JOB>
Extract each record and reproduce it exactly.

DATA LINES>
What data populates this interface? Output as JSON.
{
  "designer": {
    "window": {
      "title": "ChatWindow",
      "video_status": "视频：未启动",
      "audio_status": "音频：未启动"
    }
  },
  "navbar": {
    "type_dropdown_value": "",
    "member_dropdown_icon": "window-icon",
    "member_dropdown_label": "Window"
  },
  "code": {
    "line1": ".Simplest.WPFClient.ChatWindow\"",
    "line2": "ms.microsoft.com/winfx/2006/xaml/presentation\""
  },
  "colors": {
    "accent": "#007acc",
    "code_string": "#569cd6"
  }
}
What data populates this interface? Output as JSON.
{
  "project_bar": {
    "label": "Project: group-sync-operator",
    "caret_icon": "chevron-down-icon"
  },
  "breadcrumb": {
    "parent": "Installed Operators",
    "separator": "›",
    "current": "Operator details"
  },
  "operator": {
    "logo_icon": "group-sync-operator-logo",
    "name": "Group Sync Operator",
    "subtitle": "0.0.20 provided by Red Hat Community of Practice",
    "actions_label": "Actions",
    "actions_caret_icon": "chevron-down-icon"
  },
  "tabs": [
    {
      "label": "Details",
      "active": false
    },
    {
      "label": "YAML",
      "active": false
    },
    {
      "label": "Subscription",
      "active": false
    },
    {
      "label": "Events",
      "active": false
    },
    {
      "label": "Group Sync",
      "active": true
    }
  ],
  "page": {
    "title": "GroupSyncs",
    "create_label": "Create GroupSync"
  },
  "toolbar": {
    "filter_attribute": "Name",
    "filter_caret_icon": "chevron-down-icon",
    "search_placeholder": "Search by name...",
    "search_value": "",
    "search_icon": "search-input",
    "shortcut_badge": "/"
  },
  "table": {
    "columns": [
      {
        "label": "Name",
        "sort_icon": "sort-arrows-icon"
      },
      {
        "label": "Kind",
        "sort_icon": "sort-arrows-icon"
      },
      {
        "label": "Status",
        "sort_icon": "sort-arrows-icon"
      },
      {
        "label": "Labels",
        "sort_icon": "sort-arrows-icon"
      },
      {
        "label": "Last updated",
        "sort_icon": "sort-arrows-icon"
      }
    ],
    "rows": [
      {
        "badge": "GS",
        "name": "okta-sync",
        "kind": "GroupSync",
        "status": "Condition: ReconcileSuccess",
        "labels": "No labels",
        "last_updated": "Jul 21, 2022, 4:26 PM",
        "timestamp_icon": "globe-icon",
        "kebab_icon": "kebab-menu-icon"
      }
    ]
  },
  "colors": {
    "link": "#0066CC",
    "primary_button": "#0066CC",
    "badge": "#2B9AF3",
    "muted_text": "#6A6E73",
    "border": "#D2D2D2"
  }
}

SOLUTION FOR THIS EXERCISE>
What data populates this interface? Output as JSON.
{
  "designer": {
    "window": {
      "title": "ChatWindow",
      "video_status": "视频：未启动",
      "audio_status": "音频：未启动"
    }
  },
  "navbar": {
    "type_dropdown_value": "",
    "member_dropdown_icon": "window-icon",
    "member_dropdown_label": "Window"
  },
  "code": {
    "line1": ".Simplest.WPFClient.ChatWindow\"",
    "line2": "ms.microsoft.com/winfx/2006/xaml/presentation\""
  },
  "colors": {
    "accent": "#007acc",
    "code_string": "#569cd6"
  }
}
What data populates this interface? Output as JSON.
{
  "project_bar": {
    "label": "Project: group-sync-operator",
    "caret_icon": "chevron-down-icon"
  },
  "breadcrumb": {
    "parent": "Installed Operators",
    "separator": "›",
    "current": "Operator details"
  },
  "operator": {
    "logo_icon": "group-sync-operator-logo",
    "name": "Group Sync Operator",
    "subtitle": "0.0.20 provided by Red Hat Community of Practice",
    "actions_label": "Actions",
    "actions_caret_icon": "chevron-down-icon"
  },
  "tabs": [
    {
      "label": "Details",
      "active": false
    },
    {
      "label": "YAML",
      "active": false
    },
    {
      "label": "Subscription",
      "active": false
    },
    {
      "label": "Events",
      "active": false
    },
    {
      "label": "Group Sync",
      "active": true
    }
  ],
  "page": {
    "title": "GroupSyncs",
    "create_label": "Create GroupSync"
  },
  "toolbar": {
    "filter_attribute": "Name",
    "filter_caret_icon": "chevron-down-icon",
    "search_placeholder": "Search by name...",
    "search_value": "",
    "search_icon": "search-input",
    "shortcut_badge": "/"
  },
  "table": {
    "columns": [
      {
        "label": "Name",
        "sort_icon": "sort-arrows-icon"
      },
      {
        "label": "Kind",
        "sort_icon": "sort-arrows-icon"
      },
      {
        "label": "Status",
        "sort_icon": "sort-arrows-icon"
      },
      {
        "label": "Labels",
        "sort_icon": "sort-arrows-icon"
      },
      {
        "label": "Last updated",
        "sort_icon": "sort-arrows-icon"
      }
    ],
    "rows": [
      {
        "badge": "GS",
        "name": "okta-sync",
        "kind": "GroupSync",
        "status": "Condition: ReconcileSuccess",
        "labels": "No labels",
        "last_updated": "Jul 21, 2022, 4:26 PM",
        "timestamp_icon": "globe-icon",
        "kebab_icon": "kebab-menu-icon"
      }
    ]
  },
  "colors": {
    "link": "#0066CC",
    "primary_button": "#0066CC",
    "badge": "#2B9AF3",
    "muted_text": "#6A6E73",
    "border": "#D2D2D2"
  }
}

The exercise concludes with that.